[Stored data]
━━━━

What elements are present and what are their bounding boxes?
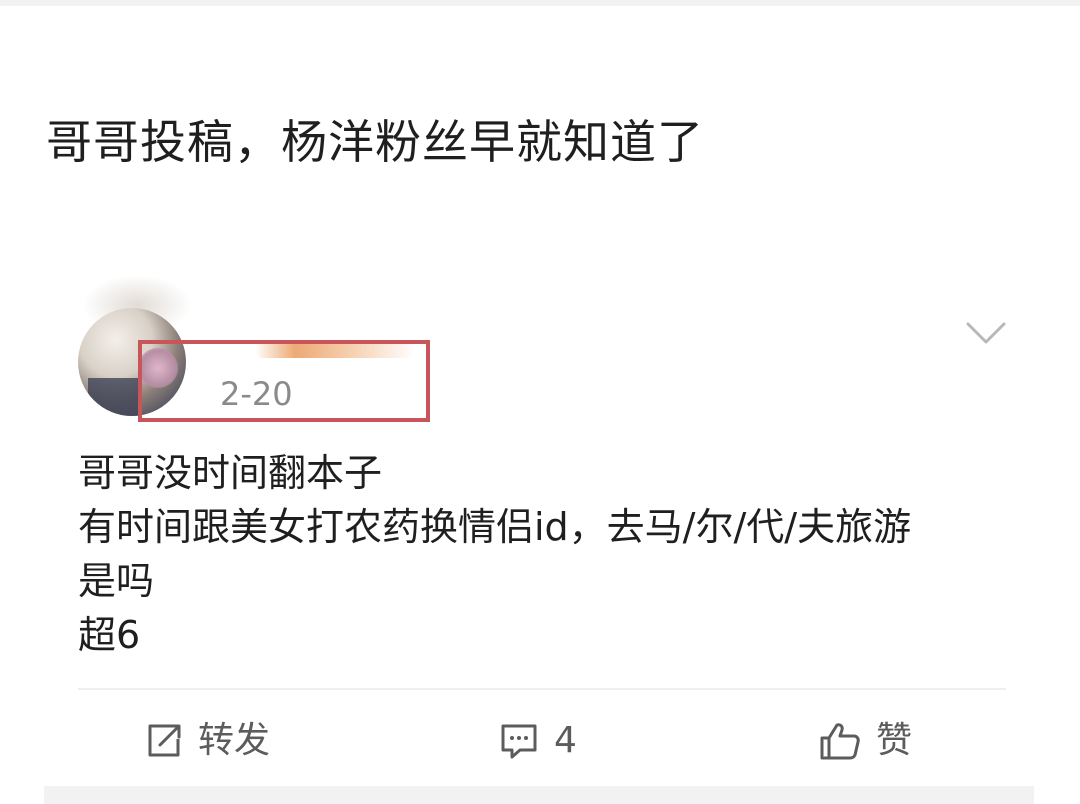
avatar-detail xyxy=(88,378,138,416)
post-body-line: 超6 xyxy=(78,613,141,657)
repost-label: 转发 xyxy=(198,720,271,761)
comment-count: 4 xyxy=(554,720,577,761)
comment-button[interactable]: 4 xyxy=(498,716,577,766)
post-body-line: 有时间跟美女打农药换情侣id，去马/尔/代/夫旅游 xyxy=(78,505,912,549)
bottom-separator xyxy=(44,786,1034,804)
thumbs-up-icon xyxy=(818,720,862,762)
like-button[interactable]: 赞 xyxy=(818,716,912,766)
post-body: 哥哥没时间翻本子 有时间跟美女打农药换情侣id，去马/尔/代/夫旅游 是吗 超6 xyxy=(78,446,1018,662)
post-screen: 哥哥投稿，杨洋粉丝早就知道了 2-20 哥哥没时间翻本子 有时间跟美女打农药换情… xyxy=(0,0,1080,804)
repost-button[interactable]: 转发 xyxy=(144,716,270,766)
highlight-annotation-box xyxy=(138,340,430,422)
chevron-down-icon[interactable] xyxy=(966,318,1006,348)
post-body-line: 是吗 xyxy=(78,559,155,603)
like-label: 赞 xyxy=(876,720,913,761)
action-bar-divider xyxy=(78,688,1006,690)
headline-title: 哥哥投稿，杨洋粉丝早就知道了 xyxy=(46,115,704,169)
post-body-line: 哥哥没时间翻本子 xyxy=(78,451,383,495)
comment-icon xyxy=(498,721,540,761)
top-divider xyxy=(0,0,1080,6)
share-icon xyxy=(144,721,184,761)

━━━━

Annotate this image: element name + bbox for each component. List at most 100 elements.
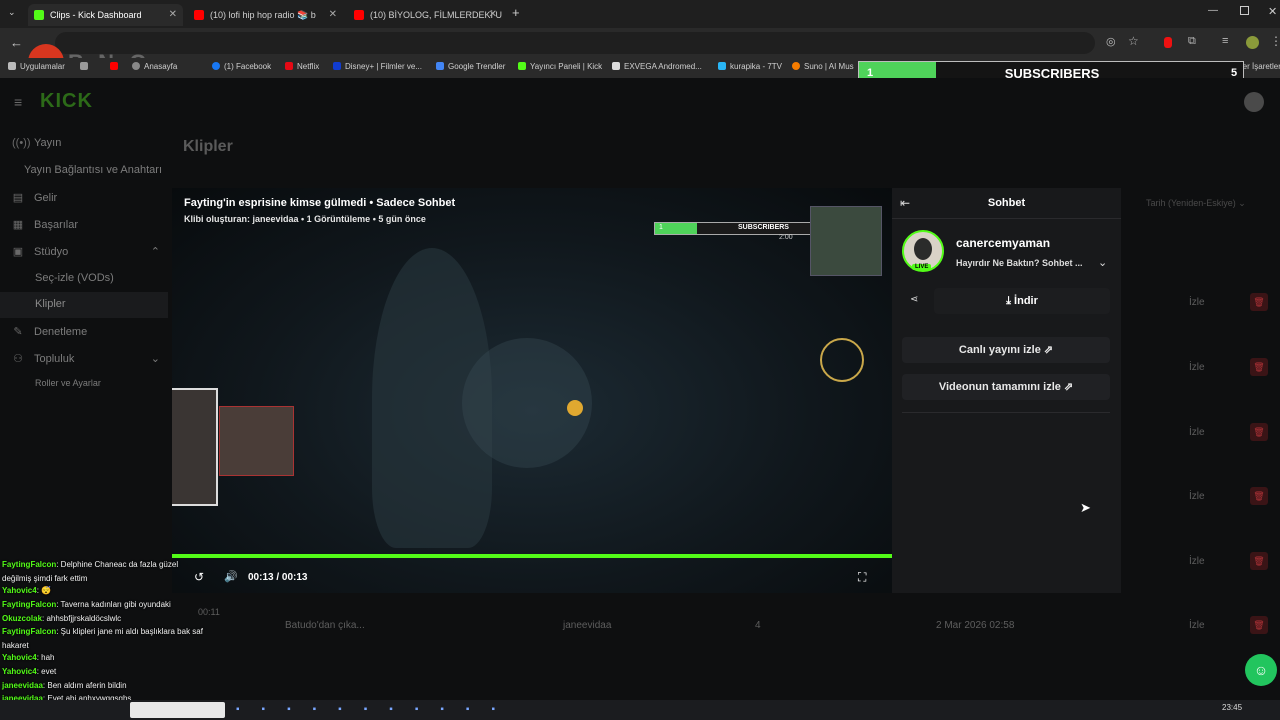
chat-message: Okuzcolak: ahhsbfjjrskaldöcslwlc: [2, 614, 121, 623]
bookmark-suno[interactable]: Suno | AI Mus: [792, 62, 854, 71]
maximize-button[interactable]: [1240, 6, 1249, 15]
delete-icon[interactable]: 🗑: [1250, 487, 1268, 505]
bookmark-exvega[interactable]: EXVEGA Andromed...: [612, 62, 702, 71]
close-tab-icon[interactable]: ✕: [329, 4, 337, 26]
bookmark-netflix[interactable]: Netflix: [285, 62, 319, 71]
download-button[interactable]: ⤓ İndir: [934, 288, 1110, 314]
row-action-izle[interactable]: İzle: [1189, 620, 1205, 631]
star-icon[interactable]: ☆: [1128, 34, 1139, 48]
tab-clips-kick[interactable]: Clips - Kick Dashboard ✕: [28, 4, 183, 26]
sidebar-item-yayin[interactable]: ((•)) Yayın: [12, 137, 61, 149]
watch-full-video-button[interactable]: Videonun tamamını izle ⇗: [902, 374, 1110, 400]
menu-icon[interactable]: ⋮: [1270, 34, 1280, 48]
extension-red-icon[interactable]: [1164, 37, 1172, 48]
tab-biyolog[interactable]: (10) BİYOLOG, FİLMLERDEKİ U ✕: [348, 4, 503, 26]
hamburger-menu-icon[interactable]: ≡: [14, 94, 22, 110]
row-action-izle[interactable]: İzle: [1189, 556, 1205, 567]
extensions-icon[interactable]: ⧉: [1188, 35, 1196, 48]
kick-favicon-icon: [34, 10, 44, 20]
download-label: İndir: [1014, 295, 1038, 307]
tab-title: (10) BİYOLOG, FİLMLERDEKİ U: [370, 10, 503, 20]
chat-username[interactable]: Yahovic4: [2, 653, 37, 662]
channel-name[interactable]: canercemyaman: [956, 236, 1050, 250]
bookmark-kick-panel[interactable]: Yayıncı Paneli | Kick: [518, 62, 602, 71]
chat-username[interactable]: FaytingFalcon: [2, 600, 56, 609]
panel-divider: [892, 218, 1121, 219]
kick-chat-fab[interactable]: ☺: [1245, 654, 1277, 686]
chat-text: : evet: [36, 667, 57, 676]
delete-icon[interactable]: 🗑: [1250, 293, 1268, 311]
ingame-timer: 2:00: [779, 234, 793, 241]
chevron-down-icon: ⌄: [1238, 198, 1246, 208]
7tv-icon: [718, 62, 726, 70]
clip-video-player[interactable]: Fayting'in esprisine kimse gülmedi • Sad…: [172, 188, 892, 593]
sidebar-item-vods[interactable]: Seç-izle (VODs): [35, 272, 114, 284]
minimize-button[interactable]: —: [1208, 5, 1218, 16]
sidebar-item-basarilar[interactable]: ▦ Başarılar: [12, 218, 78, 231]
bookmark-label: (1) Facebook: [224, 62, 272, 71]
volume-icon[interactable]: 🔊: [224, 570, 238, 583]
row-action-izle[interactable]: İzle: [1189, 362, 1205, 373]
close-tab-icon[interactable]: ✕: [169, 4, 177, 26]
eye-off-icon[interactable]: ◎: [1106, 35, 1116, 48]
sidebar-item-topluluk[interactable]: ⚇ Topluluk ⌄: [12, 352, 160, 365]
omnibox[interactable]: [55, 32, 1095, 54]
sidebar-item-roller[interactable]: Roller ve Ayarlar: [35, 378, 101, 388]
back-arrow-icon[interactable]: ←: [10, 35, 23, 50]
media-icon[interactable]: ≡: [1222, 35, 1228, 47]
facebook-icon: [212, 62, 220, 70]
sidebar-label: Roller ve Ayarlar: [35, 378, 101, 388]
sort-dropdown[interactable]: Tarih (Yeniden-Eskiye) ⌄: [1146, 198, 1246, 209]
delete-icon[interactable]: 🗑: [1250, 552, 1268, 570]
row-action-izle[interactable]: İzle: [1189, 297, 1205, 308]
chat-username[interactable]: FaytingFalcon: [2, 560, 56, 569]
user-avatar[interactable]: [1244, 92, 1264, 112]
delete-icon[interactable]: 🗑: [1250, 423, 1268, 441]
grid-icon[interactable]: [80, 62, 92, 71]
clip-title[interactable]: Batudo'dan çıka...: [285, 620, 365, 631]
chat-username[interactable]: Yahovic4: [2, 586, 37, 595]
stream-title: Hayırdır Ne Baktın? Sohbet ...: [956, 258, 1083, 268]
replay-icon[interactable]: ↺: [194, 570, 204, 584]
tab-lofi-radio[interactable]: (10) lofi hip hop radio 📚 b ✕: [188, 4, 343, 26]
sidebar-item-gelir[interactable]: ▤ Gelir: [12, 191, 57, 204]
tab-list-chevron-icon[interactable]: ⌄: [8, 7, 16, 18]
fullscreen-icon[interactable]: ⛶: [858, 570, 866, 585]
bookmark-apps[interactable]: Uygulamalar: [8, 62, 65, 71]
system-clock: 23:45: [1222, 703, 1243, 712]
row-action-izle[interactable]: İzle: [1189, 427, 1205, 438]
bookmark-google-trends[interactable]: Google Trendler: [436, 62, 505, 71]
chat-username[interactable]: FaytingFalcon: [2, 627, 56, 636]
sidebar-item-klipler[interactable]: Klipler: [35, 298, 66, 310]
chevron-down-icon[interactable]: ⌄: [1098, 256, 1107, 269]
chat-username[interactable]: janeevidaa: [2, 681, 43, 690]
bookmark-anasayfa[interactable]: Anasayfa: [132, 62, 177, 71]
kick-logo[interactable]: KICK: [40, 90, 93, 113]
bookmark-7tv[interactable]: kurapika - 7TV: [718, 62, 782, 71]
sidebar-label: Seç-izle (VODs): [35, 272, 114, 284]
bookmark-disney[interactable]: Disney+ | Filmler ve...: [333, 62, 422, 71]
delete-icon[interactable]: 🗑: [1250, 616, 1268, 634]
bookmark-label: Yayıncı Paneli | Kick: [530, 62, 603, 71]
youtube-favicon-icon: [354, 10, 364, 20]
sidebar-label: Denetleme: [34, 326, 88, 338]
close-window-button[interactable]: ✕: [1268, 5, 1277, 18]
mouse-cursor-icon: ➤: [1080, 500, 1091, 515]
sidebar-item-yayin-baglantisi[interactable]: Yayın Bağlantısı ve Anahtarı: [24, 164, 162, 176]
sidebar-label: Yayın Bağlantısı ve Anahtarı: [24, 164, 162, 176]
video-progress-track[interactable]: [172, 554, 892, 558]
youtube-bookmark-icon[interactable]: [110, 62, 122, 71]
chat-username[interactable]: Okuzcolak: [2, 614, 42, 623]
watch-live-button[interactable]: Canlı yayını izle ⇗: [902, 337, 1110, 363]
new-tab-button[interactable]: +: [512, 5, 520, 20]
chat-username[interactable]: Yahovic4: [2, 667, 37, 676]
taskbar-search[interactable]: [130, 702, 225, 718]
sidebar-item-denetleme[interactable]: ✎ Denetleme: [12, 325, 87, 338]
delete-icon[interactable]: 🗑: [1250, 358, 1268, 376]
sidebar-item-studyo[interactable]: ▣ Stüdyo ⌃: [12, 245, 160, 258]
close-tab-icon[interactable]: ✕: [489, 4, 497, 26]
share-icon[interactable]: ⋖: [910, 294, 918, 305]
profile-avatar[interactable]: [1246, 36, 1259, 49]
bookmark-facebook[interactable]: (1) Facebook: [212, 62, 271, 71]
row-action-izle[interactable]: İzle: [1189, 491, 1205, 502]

━━━━

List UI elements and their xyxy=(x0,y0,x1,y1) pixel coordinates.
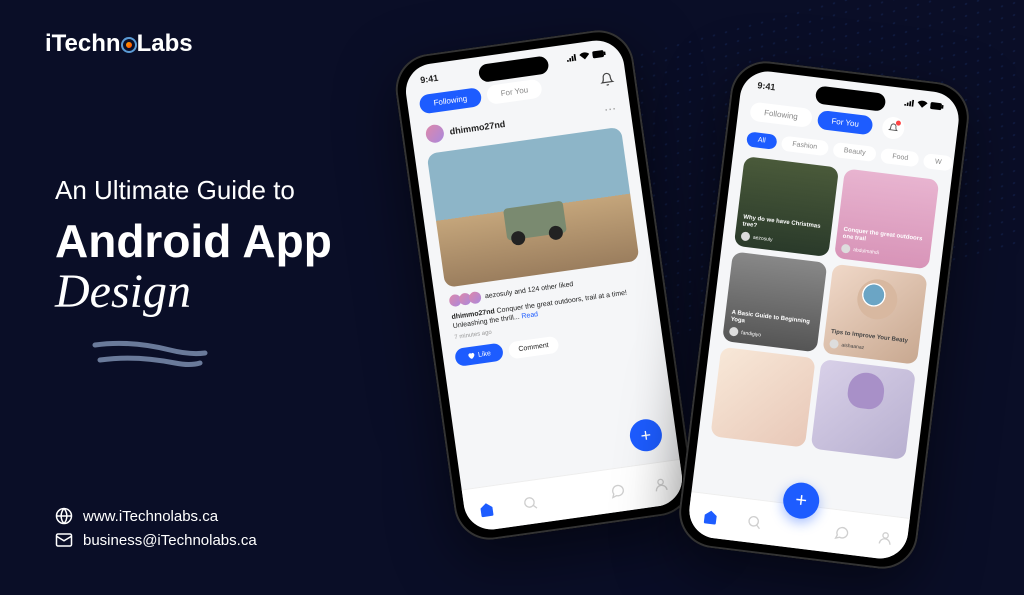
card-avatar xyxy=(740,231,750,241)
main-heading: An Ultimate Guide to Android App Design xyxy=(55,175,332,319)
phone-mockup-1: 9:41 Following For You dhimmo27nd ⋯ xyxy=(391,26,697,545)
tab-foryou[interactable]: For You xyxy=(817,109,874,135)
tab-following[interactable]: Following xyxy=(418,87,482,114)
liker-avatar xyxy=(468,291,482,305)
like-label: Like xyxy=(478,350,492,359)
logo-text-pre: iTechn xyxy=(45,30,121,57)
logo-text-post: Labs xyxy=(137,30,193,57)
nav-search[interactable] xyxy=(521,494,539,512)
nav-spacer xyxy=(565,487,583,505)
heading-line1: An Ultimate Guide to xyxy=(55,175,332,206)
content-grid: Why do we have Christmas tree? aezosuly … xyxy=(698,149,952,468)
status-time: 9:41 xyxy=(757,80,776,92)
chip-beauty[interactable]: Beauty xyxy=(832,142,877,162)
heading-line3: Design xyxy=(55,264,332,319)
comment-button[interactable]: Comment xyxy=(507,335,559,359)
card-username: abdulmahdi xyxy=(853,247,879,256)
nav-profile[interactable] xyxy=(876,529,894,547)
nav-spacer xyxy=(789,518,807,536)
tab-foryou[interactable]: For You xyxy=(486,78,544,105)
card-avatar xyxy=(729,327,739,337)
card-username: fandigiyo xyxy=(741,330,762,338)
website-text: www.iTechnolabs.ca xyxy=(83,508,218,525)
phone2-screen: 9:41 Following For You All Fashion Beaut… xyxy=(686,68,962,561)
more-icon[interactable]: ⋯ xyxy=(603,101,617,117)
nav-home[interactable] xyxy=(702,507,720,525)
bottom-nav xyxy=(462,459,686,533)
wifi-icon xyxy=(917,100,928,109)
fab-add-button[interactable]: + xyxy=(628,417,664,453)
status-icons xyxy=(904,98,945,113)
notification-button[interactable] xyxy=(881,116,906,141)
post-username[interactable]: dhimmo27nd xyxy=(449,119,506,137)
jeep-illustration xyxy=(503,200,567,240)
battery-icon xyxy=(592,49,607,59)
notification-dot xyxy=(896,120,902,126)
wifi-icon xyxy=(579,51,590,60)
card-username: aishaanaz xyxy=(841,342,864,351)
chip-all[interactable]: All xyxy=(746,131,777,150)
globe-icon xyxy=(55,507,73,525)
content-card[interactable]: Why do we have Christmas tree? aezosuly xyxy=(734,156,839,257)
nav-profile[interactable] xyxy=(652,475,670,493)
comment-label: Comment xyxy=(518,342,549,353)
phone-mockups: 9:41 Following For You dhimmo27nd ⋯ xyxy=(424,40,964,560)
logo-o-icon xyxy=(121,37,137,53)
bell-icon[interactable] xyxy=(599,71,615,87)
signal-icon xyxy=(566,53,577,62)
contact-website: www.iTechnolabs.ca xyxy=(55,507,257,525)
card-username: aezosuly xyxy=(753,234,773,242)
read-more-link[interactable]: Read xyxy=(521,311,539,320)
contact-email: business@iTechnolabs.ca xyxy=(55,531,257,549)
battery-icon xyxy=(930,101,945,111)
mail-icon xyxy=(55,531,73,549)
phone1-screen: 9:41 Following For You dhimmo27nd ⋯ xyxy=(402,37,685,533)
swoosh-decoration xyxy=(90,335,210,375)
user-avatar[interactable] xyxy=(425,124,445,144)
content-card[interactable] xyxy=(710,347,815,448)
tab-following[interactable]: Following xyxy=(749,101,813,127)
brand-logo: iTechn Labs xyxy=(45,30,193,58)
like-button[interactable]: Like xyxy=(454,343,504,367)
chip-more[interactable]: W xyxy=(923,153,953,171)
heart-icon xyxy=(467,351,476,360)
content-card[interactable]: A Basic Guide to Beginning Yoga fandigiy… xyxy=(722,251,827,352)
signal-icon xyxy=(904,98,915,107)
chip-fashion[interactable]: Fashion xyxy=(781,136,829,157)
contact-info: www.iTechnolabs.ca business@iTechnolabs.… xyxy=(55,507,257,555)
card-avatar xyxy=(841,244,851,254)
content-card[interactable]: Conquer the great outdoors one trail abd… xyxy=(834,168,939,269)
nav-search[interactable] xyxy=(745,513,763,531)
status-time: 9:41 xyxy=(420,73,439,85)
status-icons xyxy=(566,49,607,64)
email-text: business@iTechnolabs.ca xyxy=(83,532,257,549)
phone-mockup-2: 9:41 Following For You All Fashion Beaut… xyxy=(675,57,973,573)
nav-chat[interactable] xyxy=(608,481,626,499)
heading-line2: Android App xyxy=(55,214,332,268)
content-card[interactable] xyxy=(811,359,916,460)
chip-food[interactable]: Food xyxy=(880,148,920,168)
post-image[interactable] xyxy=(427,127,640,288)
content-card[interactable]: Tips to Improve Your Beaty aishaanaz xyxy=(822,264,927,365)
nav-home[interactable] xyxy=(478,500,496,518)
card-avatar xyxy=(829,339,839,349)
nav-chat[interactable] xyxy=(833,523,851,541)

━━━━

## WORK TO BE COMPLETED
Reproduce the rows verbatim, starting at the line that contains "card-avatar xyxy=(740,231,750,241)" and ending at the line that contains "card-avatar xyxy=(729,327,739,337)", both included.

## REPLY TO THE EXERCISE
card-avatar xyxy=(740,231,750,241)
main-heading: An Ultimate Guide to Android App Design xyxy=(55,175,332,319)
phone-mockup-1: 9:41 Following For You dhimmo27nd ⋯ xyxy=(391,26,697,545)
tab-foryou[interactable]: For You xyxy=(817,109,874,135)
tab-following[interactable]: Following xyxy=(418,87,482,114)
liker-avatar xyxy=(468,291,482,305)
like-label: Like xyxy=(478,350,492,359)
logo-text-pre: iTechn xyxy=(45,30,121,57)
logo-text-post: Labs xyxy=(137,30,193,57)
nav-search[interactable] xyxy=(521,494,539,512)
nav-spacer xyxy=(565,487,583,505)
heading-line1: An Ultimate Guide to xyxy=(55,175,332,206)
content-grid: Why do we have Christmas tree? aezosuly … xyxy=(698,149,952,468)
status-time: 9:41 xyxy=(757,80,776,92)
chip-beauty[interactable]: Beauty xyxy=(832,142,877,162)
heading-line3: Design xyxy=(55,264,332,319)
comment-button[interactable]: Comment xyxy=(507,335,559,359)
card-username: abdulmahdi xyxy=(853,247,879,256)
nav-profile[interactable] xyxy=(876,529,894,547)
nav-spacer xyxy=(789,518,807,536)
tab-foryou[interactable]: For You xyxy=(486,78,544,105)
card-avatar xyxy=(729,327,739,337)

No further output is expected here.